Instructions to follow => Pick out all lines with the word "resistance" from the records that follow.

Listed entries =>

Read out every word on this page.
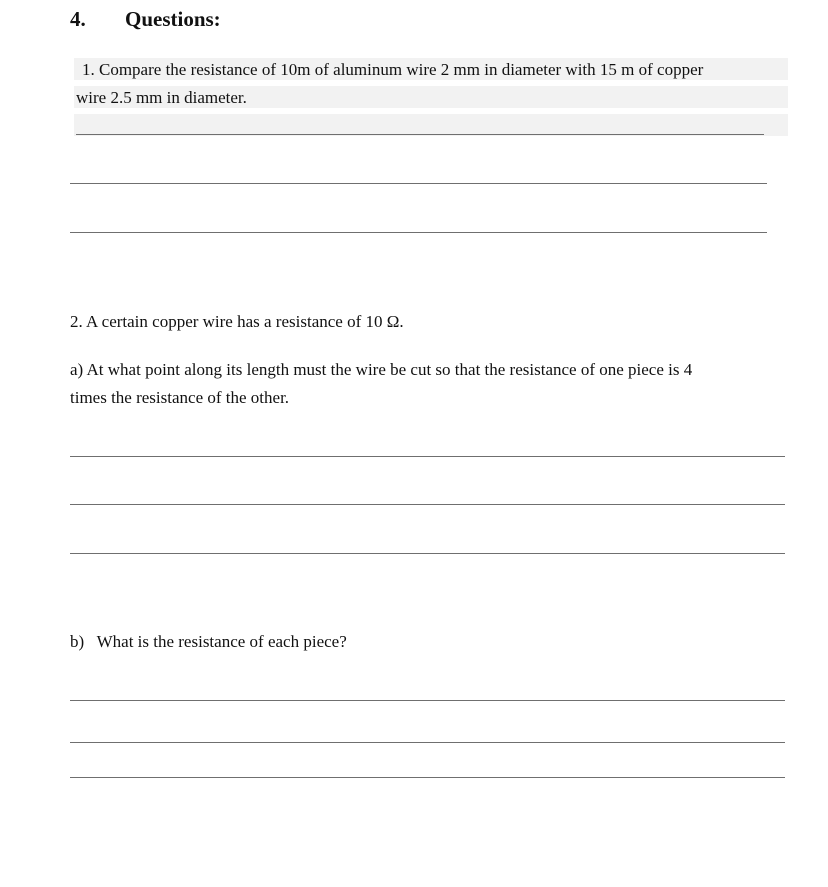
4. Questions:
1. Compare the resistance of 10m of aluminum wire 2 mm in diameter with 15 m of copper
wire 2.5 mm in diameter.
2. A certain copper wire has a resistance of 10 Ω.
a) At what point along its length must the wire be cut so that the resistance of one piece is 4
times the resistance of the other.
b)   What is the resistance of each piece?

Answer to this task =>
1. Compare the resistance of 10m of aluminum wire 2 mm in diameter with 15 m of copper
2. A certain copper wire has a resistance of 10 Ω.
a) At what point along its length must the wire be cut so that the resistance of one piece is 4
times the resistance of the other.
b)   What is the resistance of each piece?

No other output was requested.